*QUELLENAUSZUG:*
Aus dem Bericht geht laut MailOnline außerdem hervor „dass die Analysten der Operation Isotrope […] glauben, neun verschiedene Gruppen des organisierten Verbrechens identifiziert zu haben, die entlang der französischen Küste tätig sind. Die Analysten des Nachrichtendienstes haben ihnen jeweils einen eigenen Codenamen gegeben: Dragon, Lotus, Gorgon, Behemoth, Colossus, Titan, Tiamat, Hydra und Leviathan. Es ist anzunehmen, dass Satelliten und Drohnen eingesetzt wurden, um die Startplätze der einzelnen Banden zu identifizieren und ihre Überfahrten zu verfolgen, während Experten ihre Boote auf weitere Hinweise hin untersucht haben. Das Militär hat auch die Nationalität der auf den Booten befindlichen Personen analysiert.“ Weiterhin stelle der Bericht fest, dass die Schleuser_innen ihre Boote aus China bezögen und Dragon und Lotus ihre chinesischen Hersteller sogar gebeten hätten, größere Boote zu produzieren, damit mehr Personen transportiert werden könnten. Allerdings sei „die nachrichtendienstliche Erhebungsoperation des Militärs (military’s intelligence-gathering operation) derzeit durch einen Mangel an Ressourcen eingeschränkt“ und werde durch fehlende Angaben der französischen Seite zusätzlich erschwert.

Dies vermittelt einen gewissen, wenn auch nicht spektakulären, Einblick in die Arbeitsweise und die Probleme der Operation Isotrope (sowie hinsichtlich ihrer Fantasie bei der Vergabe von Codenamen), allerdings sind die Erkenntnisse über die Schleusungsunternehmen und den Import der Boote aus China nicht wirklich neu (siehe etwa hier). Wäre der Bericht nicht nur dem Netzwerk eines rechten Populisten, sondern der breiten Öffentlichkeit zugänglich, wäre er möglicherweise eine wertvolle Quelle zum Verständnis der Grenzorganisation und Grenzökonomie.

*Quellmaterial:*
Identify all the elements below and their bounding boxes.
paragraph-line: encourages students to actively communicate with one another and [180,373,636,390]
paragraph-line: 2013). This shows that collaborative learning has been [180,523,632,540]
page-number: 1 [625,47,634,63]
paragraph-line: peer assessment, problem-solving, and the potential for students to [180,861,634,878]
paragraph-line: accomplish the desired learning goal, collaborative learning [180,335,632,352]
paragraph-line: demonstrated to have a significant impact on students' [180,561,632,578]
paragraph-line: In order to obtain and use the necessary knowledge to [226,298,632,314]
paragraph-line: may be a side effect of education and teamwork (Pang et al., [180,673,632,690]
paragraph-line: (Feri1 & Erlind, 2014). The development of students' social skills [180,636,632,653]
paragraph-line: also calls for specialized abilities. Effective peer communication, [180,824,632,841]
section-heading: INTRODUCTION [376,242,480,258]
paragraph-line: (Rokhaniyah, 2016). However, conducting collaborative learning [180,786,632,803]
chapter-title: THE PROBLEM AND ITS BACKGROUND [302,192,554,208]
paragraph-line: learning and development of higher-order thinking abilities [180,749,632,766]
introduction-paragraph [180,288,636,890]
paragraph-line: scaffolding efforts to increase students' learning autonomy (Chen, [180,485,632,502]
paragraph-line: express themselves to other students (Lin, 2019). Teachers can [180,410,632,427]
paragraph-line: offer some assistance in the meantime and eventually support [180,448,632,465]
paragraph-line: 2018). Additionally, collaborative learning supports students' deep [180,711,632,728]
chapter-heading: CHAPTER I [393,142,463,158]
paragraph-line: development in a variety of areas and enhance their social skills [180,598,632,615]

*ARBEITSAUFTRAG A:* Prüfe, ob die folgenden Aussagen mit dem Auszug über die Operation Isotrope übereinstimmen, und antworte jeweils mit Ja oder Nein samt den entscheidenden Worten des Auszugs als genauem Zitat. (i) Die Analysten meinen, neun Gruppen des organisierten Verbrechens an der französischen Küste ausgemacht zu haben. (ii) Laut Bericht stammen die Boote der Schleuser_innen aus der Türkei. (iii) Der Bericht ist der breiten Öffentlichkeit zugänglich.
*ARBEITSAUFTRAG B:* Gib bitte einen Abschnitt aus dem Auszug über die Operation Isotrope wortgetreu wieder: Setze bei den Worten „Dies vermittelt einen“ ein und höre nach „Grenzorganisation und Grenzökonomie.“ auf.
*ARBEITSAUFTRAG C:* Führe den Auszug über die Operation Isotrope im Anschluss an seinen letzten Satz weiter.
Das Material ist eigenständig und gehört nicht zum Auszug über die Operation Isotrope.

*LÖSUNG A:*
(i) Ja: „neun verschiedene Gruppen des organisierten Verbrechens identifiziert zu haben, die entlang der französischen Küste tätig sind“
(ii) Nein: „dass die Schleuser_innen ihre Boote aus China bezögen“
(iii) Nein: „Wäre der Bericht nicht nur dem Netzwerk eines rechten Populisten, sondern der breiten Öffentlichkeit zugänglich“

*LÖSUNG B:*
Dies vermittelt einen gewissen, wenn auch nicht spektakulären, Einblick in die Arbeitsweise und die Probleme der Operation Isotrope (sowie hinsichtlich ihrer Fantasie bei der Vergabe von Codenamen), allerdings sind die Erkenntnisse über die Schleusungsunternehmen und den Import der Boote aus China nicht wirklich neu (siehe etwa hier). Wäre der Bericht nicht nur dem Netzwerk eines rechten Populisten, sondern der breiten Öffentlichkeit zugänglich, wäre er möglicherweise eine wertvolle Quelle zum Verständnis der Grenzorganisation und Grenzökonomie.

*LÖSUNG C:*
Der hohe Anteil albanischer Staatsangehöriger ist, ordnet man ihn in den Kontext der Kanalroute ein, durchaus eine auffälliges Detail. Allerdings ist es falsch, aus der Beobachtung des britischen Militärs während der sechs Sommerwochen auf einen generellen Trend zu schließen. Temporäre Verschiebungen bei den Nationalitäten der Bootspassagier_innen hat es immer wieder gegeben, so wie auch Veränderungen bei den eingesetzten Bootstypen, den genutzten Ablegeplätzen, der verlangten Preise und der monatlichen Frequentierung zu beobachten waren; hinzu kommen Konkurrenzkämpfe zwischen den Akteuren. Solche Veränderungen des Marktes, seiner Akteure und seiner Rahmenbedingungen sind die von außen schwer analysierbar, es ist jedoch offensichtlich, dass sie immer wieder neue Konstellationen hervorbringen, beispielsweise weil die relativ sicheren Passagen während der Sommermonate zu einem anderen Preis angeboten werden können als die relativ unsicheren in den Wintermonaten, sodass sie für unterschiedliche Kundenkreise finanzierbar sind. Die starke Nutzung der Boote durch Albaner_innen in diesem Sommer dürfte ein solches temporäres Phänomen sein. Migrant_innen aus den Balkanländern passierten übrigens bereits früher den nordfranzösisch-britischen Grenzraum, und auch ein gewisser Anteil von Menschen, die sich selbst als Arbeitsmigrant_innen verstanden, ist nicht neu. Dem gegenüber machten Geflüchtete aus den bekannten Kriegs- und Konfliktgebieten über Jahrzehnte hinweg die Mehrzahl der Migrant_innen aus. Auch angesichts von über 18.000 Bootspassagen seit Jahresbeginn erzeugt die Verallgemeinerung der in sechs Wochen erhobenen Daten ein Zerrbild. Was aus rechtspopulistischer Sicht als Skandal erscheinen soll, ist aus empirischer Sicht Unsinn.

Care4Calais, eine der gegen den Ruanda-Deal klagenden Organisationen, teilt die Einschätzung, dass die Zahlen eher ein temopräres Phänomen wiederspiegeln. Darüber hinaus zeigten „jüngste Zahlen eine Anerkennungsquote von 55 % für albanische Flüchtlinge, so dass die Behauptung, es handele sich ausschließlich um Wirtschaftsmigrant_innen, eine Mußmaßung sein dürfte“.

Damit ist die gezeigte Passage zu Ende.